» **Görev tanımı**
Aşağıdaki kayıtların tamamını Sıra ve İçerik sütunlarından oluşan bir Markdown tablosuna dökün. Sıra sütununa satır numarasını, İçerik sütununa satırın kendisini yazın, boş satırları ve resimleri tabloya almayın.

» **Veri satırları**
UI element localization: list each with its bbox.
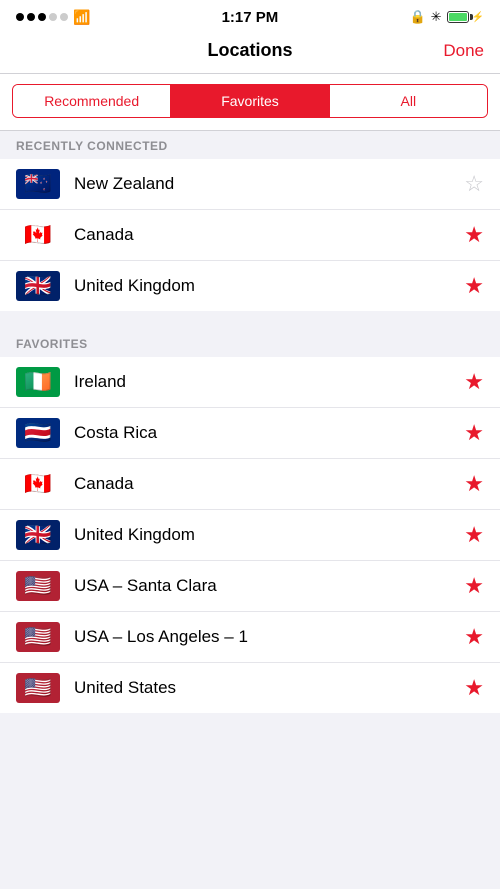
country-name: USA – Los Angeles – 1 [74,627,464,647]
flag-canada [16,220,60,250]
star-button[interactable]: ★ [464,422,484,444]
status-bar: 📶 1:17 PM 🔒 ✳ ⚡ [0,0,500,32]
country-name: Costa Rica [74,423,464,443]
list-item: United Kingdom ★ [0,261,500,311]
country-name: Canada [74,225,464,245]
tab-recommended[interactable]: Recommended [13,85,171,117]
flag-canada-2 [16,469,60,499]
status-time: 1:17 PM [222,9,279,26]
tab-favorites[interactable]: Favorites [171,85,329,117]
star-button[interactable]: ★ [464,275,484,297]
country-name: United Kingdom [74,276,464,296]
flag-uk-2 [16,520,60,550]
done-button[interactable]: Done [443,41,484,61]
list-item: Ireland ★ [0,357,500,408]
lock-icon: 🔒 [409,9,425,25]
battery-indicator: ⚡ [447,11,484,23]
list-item: United Kingdom ★ [0,510,500,561]
flag-united-states [16,673,60,703]
star-button[interactable]: ★ [464,371,484,393]
signal-dot-4 [49,13,57,21]
favorites-header: FAVORITES [0,329,500,357]
country-name: Canada [74,474,464,494]
country-name: United States [74,678,464,698]
signal-dot-1 [16,13,24,21]
page-title: Locations [207,40,292,61]
signal-dots [16,13,68,21]
list-item: USA – Santa Clara ★ [0,561,500,612]
wifi-icon: 📶 [73,9,90,26]
section-gap [0,311,500,329]
country-name: Ireland [74,372,464,392]
bluetooth-icon: ✳ [431,9,442,25]
star-button[interactable]: ★ [464,677,484,699]
star-button[interactable]: ★ [464,224,484,246]
star-button[interactable]: ★ [464,473,484,495]
signal-dot-2 [27,13,35,21]
list-item: USA – Los Angeles – 1 ★ [0,612,500,663]
status-left: 📶 [16,9,90,26]
battery-fill [449,13,467,21]
battery-body [447,11,469,23]
signal-dot-3 [38,13,46,21]
star-button[interactable]: ★ [464,626,484,648]
list-item: United States ★ [0,663,500,713]
list-item: Canada ★ [0,210,500,261]
segment-control: Recommended Favorites All [12,84,488,118]
flag-usa-santa-clara [16,571,60,601]
country-name: USA – Santa Clara [74,576,464,596]
flag-ireland [16,367,60,397]
favorites-list: Ireland ★ Costa Rica ★ Canada ★ United K… [0,357,500,713]
star-button[interactable]: ★ [464,575,484,597]
list-item: Canada ★ [0,459,500,510]
star-button[interactable]: ★ [464,524,484,546]
recently-connected-header: RECENTLY CONNECTED [0,131,500,159]
flag-uk [16,271,60,301]
flag-costa-rica [16,418,60,448]
list-item: Costa Rica ★ [0,408,500,459]
status-right: 🔒 ✳ ⚡ [409,9,484,25]
nav-bar: Locations Done [0,32,500,74]
signal-dot-5 [60,13,68,21]
recently-connected-list: New Zealand ☆ Canada ★ United Kingdom ★ [0,159,500,311]
list-item: New Zealand ☆ [0,159,500,210]
flag-new-zealand [16,169,60,199]
country-name: New Zealand [74,174,464,194]
country-name: United Kingdom [74,525,464,545]
charging-bolt: ⚡ [472,12,484,23]
flag-usa-los-angeles [16,622,60,652]
tab-all[interactable]: All [330,85,487,117]
star-button[interactable]: ☆ [464,173,484,195]
segment-container: Recommended Favorites All [0,74,500,131]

» **Yanıt**
| Sıra | İçerik |
|---|---|
| 1 | UI element localization: list each with its bbox. |
| 2 | country-name: USA – Los Angeles – 1 [74,627,464,647] |
| 3 | flag-canada [16,220,60,250] |
| 4 | star-button[interactable]: ★ [464,422,484,444] |
| 5 | status-bar: 📶 1:17 PM 🔒 ✳ ⚡ [0,0,500,32] |
| 6 | country-name: Costa Rica [74,423,464,443] |
| 7 | list-item: United Kingdom ★ [0,261,500,311] |
| 8 | country-name: Canada [74,225,464,245] |
| 9 | tab-recommended[interactable]: Recommended [13,85,171,117] |
| 10 | flag-canada-2 [16,469,60,499] |
| 11 | status-time: 1:17 PM [222,9,279,26] |
| 12 | tab-favorites[interactable]: Favorites [171,85,329,117] |
| 13 | star-button[interactable]: ★ [464,275,484,297] |
| 14 | country-name: United Kingdom [74,276,464,296] |
| 15 | flag-uk-2 [16,520,60,550] |
| 16 | done-button[interactable]: Done [443,41,484,61] |
| 17 | list-item: Ireland ★ [0,357,500,408] |
| 18 | lock-icon: 🔒 [409,9,425,25] |
| 19 | battery-indicator: ⚡ [447,11,484,23] |
| 20 | list-item: United Kingdom ★ [0,510,500,561] |
| 21 | flag-united-states [16,673,60,703] |
| 22 | star-button[interactable]: ★ [464,371,484,393] |
| 23 | signal-dot-4 [49,13,57,21] |
| 24 | favorites-header: FAVORITES [0,329,500,357] |
| 25 | country-name: Canada [74,474,464,494] |
| 26 | country-name: United States [74,678,464,698] |
| 27 | signal-dot-1 [16,13,24,21] |
| 28 | page-title: Locations [207,40,292,61] |
| 29 | signal-dots [16,13,68,21] |
| 30 | list-item: USA – Santa Clara ★ [0,561,500,612] |
| 31 | wifi-icon: 📶 [73,9,90,26] |
| 32 | section-gap [0,311,500,329] |
| 33 | country-name: Ireland [74,372,464,392] |
| 34 | bluetooth-icon: ✳ [431,9,442,25] |
| 35 | star-button[interactable]: ★ [464,677,484,699] |
| 36 | star-button[interactable]: ★ [464,224,484,246] |
| 37 | star-button[interactable]: ★ [464,473,484,495] |
| 38 | signal-dot-2 [27,13,35,21] |
| 39 | list-item: USA – Los Angeles – 1 ★ [0,612,500,663] |
| 40 | status-left: 📶 [16,9,90,26] |
| 41 | battery-fill [449,13,467,21] |
| 42 | battery-body [447,11,469,23] |
| 43 | signal-dot-3 [38,13,46,21] |
| 44 | star-button[interactable]: ★ [464,626,484,648] |
| 45 | list-item: United States ★ [0,663,500,713] |
| 46 | list-item: Canada ★ [0,210,500,261] |
| 47 | segment-control: Recommended Favorites All [12,84,488,118] |
| 48 | flag-usa-santa-clara [16,571,60,601] |
| 49 | country-name: USA – Santa Clara [74,576,464,596] |
| 50 | flag-ireland [16,367,60,397] |
| 51 | favorites-list: Ireland ★ Costa Rica ★ Canada ★ United K… [0,357,500,713] |
| 52 | star-button[interactable]: ★ [464,575,484,597] |
| 53 | list-item: Canada ★ [0,459,500,510] |
| 54 | star-button[interactable]: ★ [464,524,484,546] |
| 55 | recently-connected-header: RECENTLY CONNECTED [0,131,500,159] |
| 56 | flag-uk [16,271,60,301] |
| 57 | flag-costa-rica [16,418,60,448] |
| 58 | list-item: Costa Rica ★ [0,408,500,459] |
| 59 | status-right: 🔒 ✳ ⚡ [409,9,484,25] |
| 60 | nav-bar: Locations Done [0,32,500,74] |
| 61 | signal-dot-5 [60,13,68,21] |
| 62 | recently-connected-list: New Zealand ☆ Canada ★ United Kingdom ★ [0,159,500,311] |
| 63 | list-item: New Zealand ☆ [0,159,500,210] |
| 64 | flag-new-zealand [16,169,60,199] |
| 65 | country-name: New Zealand [74,174,464,194] |
| 66 | country-name: United Kingdom [74,525,464,545] |
| 67 | charging-bolt: ⚡ [472,12,484,23] |
| 68 | flag-usa-los-angeles [16,622,60,652] |
| 69 | tab-all[interactable]: All [330,85,487,117] |
| 70 | star-button[interactable]: ☆ [464,173,484,195] |
| 71 | segment-container: Recommended Favorites All [0,74,500,131] |